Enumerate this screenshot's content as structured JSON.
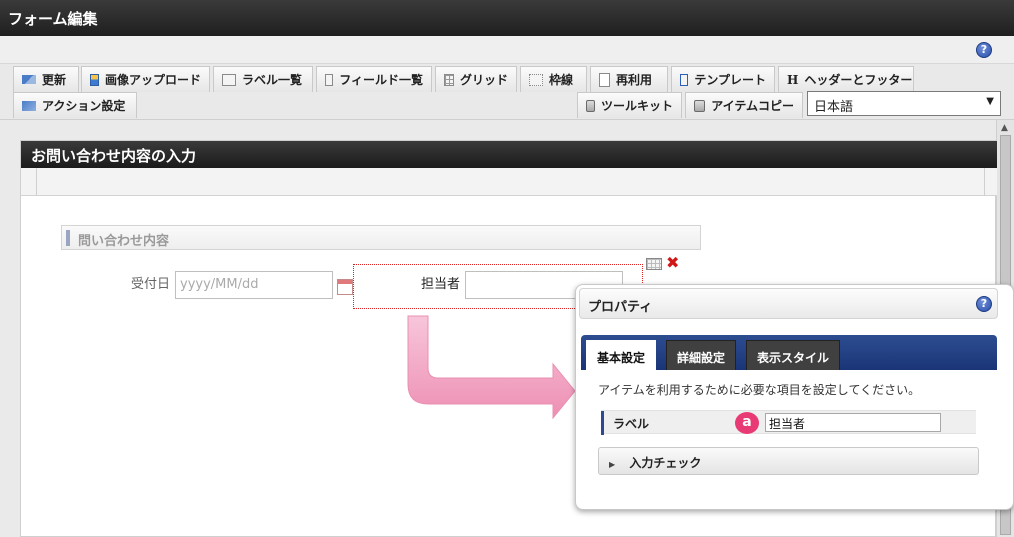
{
  "window": {
    "title": "フォーム編集"
  },
  "toolbar": {
    "update": "更新",
    "image_upload": "画像アップロード",
    "label_list": "ラベル一覧",
    "field_list": "フィールド一覧",
    "grid": "グリッド",
    "frame": "枠線",
    "reuse": "再利用",
    "template": "テンプレート",
    "header_footer": "ヘッダーとフッター",
    "action_settings": "アクション設定",
    "toolkit": "ツールキット",
    "item_copy": "アイテムコピー",
    "language": "日本語"
  },
  "form": {
    "title": "お問い合わせ内容の入力",
    "section": "問い合わせ内容",
    "reception_label": "受付日",
    "reception_placeholder": "yyyy/MM/dd",
    "person_label": "担当者"
  },
  "properties": {
    "title": "プロパティ",
    "tabs": [
      "基本設定",
      "詳細設定",
      "表示スタイル"
    ],
    "active_tab": "基本設定",
    "description": "アイテムを利用するために必要な項目を設定してください。",
    "label_field_name": "ラベル",
    "label_value": "担当者",
    "badge": "a",
    "input_check": "入力チェック"
  },
  "icons": {
    "help": "help-icon",
    "close": "close-icon"
  }
}
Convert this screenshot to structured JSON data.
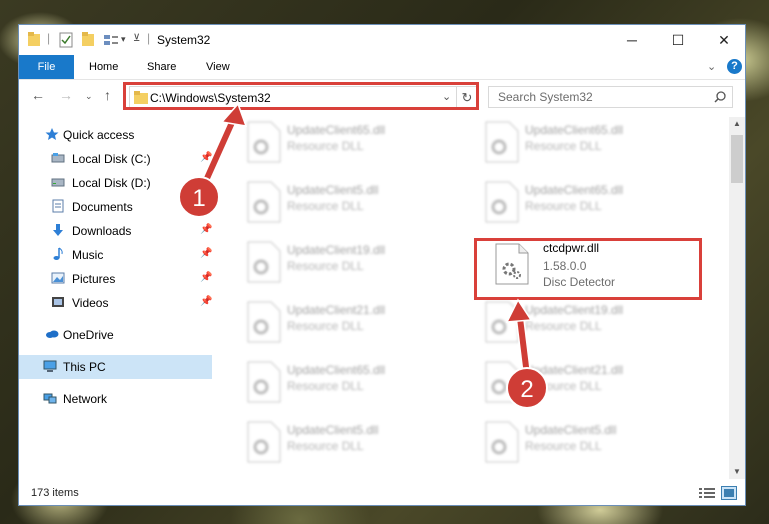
{
  "window": {
    "title": "System32",
    "controls": {
      "minimize": "─",
      "maximize": "☐",
      "close": "✕"
    }
  },
  "ribbon": {
    "tabs": [
      "File",
      "Home",
      "Share",
      "View"
    ],
    "collapse_icon": "chevron-down-icon",
    "help": "?"
  },
  "navigation": {
    "address": "C:\\Windows\\System32",
    "search_placeholder": "Search System32"
  },
  "sidebar": {
    "items": [
      {
        "label": "Quick access",
        "icon": "star-icon",
        "pinned": false
      },
      {
        "label": "Local Disk (C:)",
        "icon": "drive-icon",
        "pinned": true
      },
      {
        "label": "Local Disk (D:)",
        "icon": "drive-icon",
        "pinned": false
      },
      {
        "label": "Documents",
        "icon": "document-icon",
        "pinned": true
      },
      {
        "label": "Downloads",
        "icon": "download-icon",
        "pinned": true
      },
      {
        "label": "Music",
        "icon": "music-icon",
        "pinned": true
      },
      {
        "label": "Pictures",
        "icon": "pictures-icon",
        "pinned": true
      },
      {
        "label": "Videos",
        "icon": "videos-icon",
        "pinned": true
      },
      {
        "label": "OneDrive",
        "icon": "cloud-icon",
        "pinned": false
      },
      {
        "label": "This PC",
        "icon": "computer-icon",
        "pinned": false,
        "selected": true
      },
      {
        "label": "Network",
        "icon": "network-icon",
        "pinned": false
      }
    ]
  },
  "files": {
    "left": [
      {
        "name": "UpdateClient65.dll",
        "type": "Resource DLL"
      },
      {
        "name": "UpdateClient5.dll",
        "type": "Resource DLL"
      },
      {
        "name": "UpdateClient19.dll",
        "type": "Resource DLL"
      },
      {
        "name": "UpdateClient21.dll",
        "type": "Resource DLL"
      },
      {
        "name": "UpdateClient65.dll",
        "type": "Resource DLL"
      },
      {
        "name": "UpdateClient5.dll",
        "type": "Resource DLL"
      }
    ],
    "right": [
      {
        "name": "UpdateClient65.dll",
        "type": "Resource DLL"
      },
      {
        "name": "UpdateClient65.dll",
        "type": "Resource DLL"
      },
      {
        "name": "ctcdpwr.dll",
        "version": "1.58.0.0",
        "type": "Disc Detector",
        "highlighted": true
      },
      {
        "name": "UpdateClient19.dll",
        "type": "Resource DLL"
      },
      {
        "name": "UpdateClient21.dll",
        "type": "Resource DLL"
      },
      {
        "name": "UpdateClient5.dll",
        "type": "Resource DLL"
      }
    ]
  },
  "status": {
    "items_count": "173 items"
  },
  "annotations": {
    "step1": "1",
    "step2": "2",
    "color": "#cf3d36"
  }
}
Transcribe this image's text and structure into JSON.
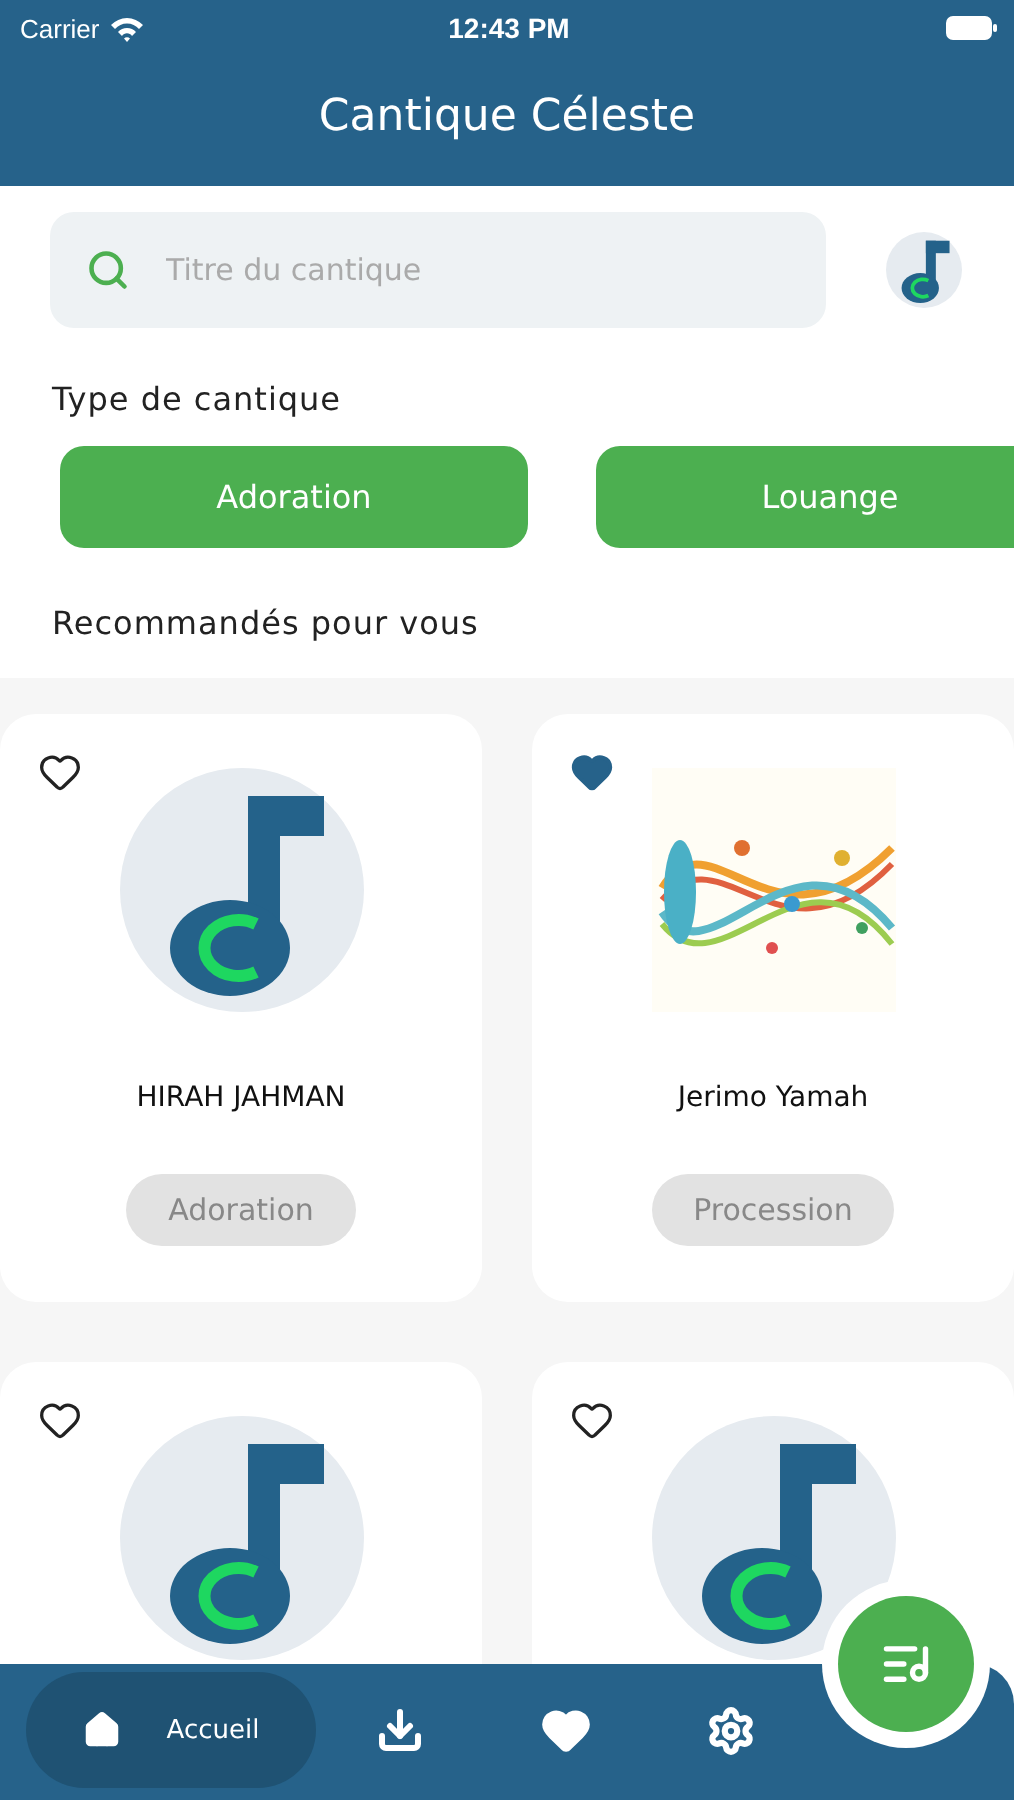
{
  "status_bar": {
    "carrier": "Carrier",
    "time": "12:43 PM"
  },
  "header": {
    "title": "Cantique Céleste"
  },
  "search": {
    "placeholder": "Titre du cantique"
  },
  "categories": {
    "title": "Type de cantique",
    "items": [
      {
        "label": "Adoration"
      },
      {
        "label": "Louange"
      }
    ]
  },
  "recommended": {
    "title": "Recommandés pour vous",
    "cards": [
      {
        "kind": "logo",
        "favorite": false,
        "title": "HIRAH JAHMAN",
        "tag": "Adoration"
      },
      {
        "kind": "picture",
        "favorite": true,
        "title": "Jerimo Yamah",
        "tag": "Procession"
      },
      {
        "kind": "logo",
        "favorite": false
      },
      {
        "kind": "logo",
        "favorite": false
      }
    ]
  },
  "nav": {
    "items": [
      {
        "kind": "home",
        "label": "Accueil",
        "selected": true
      },
      {
        "kind": "download",
        "selected": false
      },
      {
        "kind": "favorites",
        "selected": false
      },
      {
        "kind": "settings",
        "selected": false
      }
    ]
  }
}
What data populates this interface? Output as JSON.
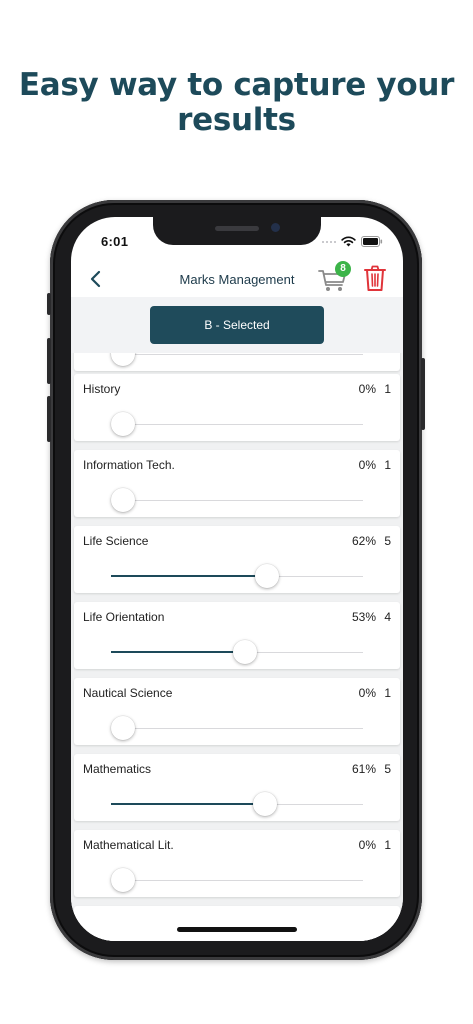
{
  "headline": {
    "line1": "Easy way to capture your",
    "line2": "results"
  },
  "status": {
    "time": "6:01"
  },
  "nav": {
    "title": "Marks Management",
    "cart_count": "8"
  },
  "selection": {
    "label": "B - Selected"
  },
  "colors": {
    "accent": "#1d4a5a",
    "badge": "#3cb449",
    "delete": "#e0343a"
  },
  "icons": {
    "back": "chevron-left-icon",
    "cart": "cart-icon",
    "delete": "trash-icon"
  },
  "subjects": [
    {
      "name": "History",
      "percent": "0%",
      "grade": "1",
      "value": 0
    },
    {
      "name": "Information Tech.",
      "percent": "0%",
      "grade": "1",
      "value": 0
    },
    {
      "name": "Life Science",
      "percent": "62%",
      "grade": "5",
      "value": 62
    },
    {
      "name": "Life Orientation",
      "percent": "53%",
      "grade": "4",
      "value": 53
    },
    {
      "name": "Nautical Science",
      "percent": "0%",
      "grade": "1",
      "value": 0
    },
    {
      "name": "Mathematics",
      "percent": "61%",
      "grade": "5",
      "value": 61
    },
    {
      "name": "Mathematical Lit.",
      "percent": "0%",
      "grade": "1",
      "value": 0
    }
  ]
}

====================

* JOB *
Identify every line above that includes the word "Disk", and show those lines.

* EXPECTED ANSWER *
        "label": "Local Disk (C:)",
        "label": "Local Disk (D:)",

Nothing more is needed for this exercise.